(Stored data entries)
________________________

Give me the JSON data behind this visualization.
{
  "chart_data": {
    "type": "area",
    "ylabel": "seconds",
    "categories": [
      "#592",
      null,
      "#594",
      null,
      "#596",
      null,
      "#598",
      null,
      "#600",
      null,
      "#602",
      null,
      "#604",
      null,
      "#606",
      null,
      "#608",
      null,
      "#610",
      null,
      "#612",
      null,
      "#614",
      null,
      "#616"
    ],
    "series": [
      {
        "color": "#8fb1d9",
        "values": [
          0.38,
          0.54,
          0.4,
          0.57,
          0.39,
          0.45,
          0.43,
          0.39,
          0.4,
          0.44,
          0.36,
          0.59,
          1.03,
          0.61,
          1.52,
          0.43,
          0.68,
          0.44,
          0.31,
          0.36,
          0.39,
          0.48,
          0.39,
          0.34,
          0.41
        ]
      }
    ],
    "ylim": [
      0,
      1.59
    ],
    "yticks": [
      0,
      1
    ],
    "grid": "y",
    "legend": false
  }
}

________________________

Would you restate each of the entries word for word?

Give me the JSON data behind this visualization.
{
  "chart_data": {
    "type": "area",
    "ylabel": "seconds",
    "categories": [
      "#592",
      null,
      "#594",
      null,
      "#596",
      null,
      "#598",
      null,
      "#600",
      null,
      "#602",
      null,
      "#604",
      null,
      "#606",
      null,
      "#608",
      null,
      "#610",
      null,
      "#612",
      null,
      "#614",
      null,
      "#616"
    ],
    "series": [
      {
        "color": "#8fb1d9",
        "values": [
          0.38,
          0.54,
          0.4,
          0.57,
          0.39,
          0.45,
          0.43,
          0.39,
          0.4,
          0.44,
          0.36,
          0.59,
          1.03,
          0.61,
          1.52,
          0.43,
          0.68,
          0.44,
          0.31,
          0.36,
          0.39,
          0.48,
          0.39,
          0.34,
          0.41
        ]
      }
    ],
    "ylim": [
      0,
      1.59
    ],
    "yticks": [
      0,
      1
    ],
    "grid": "y",
    "legend": false
  }
}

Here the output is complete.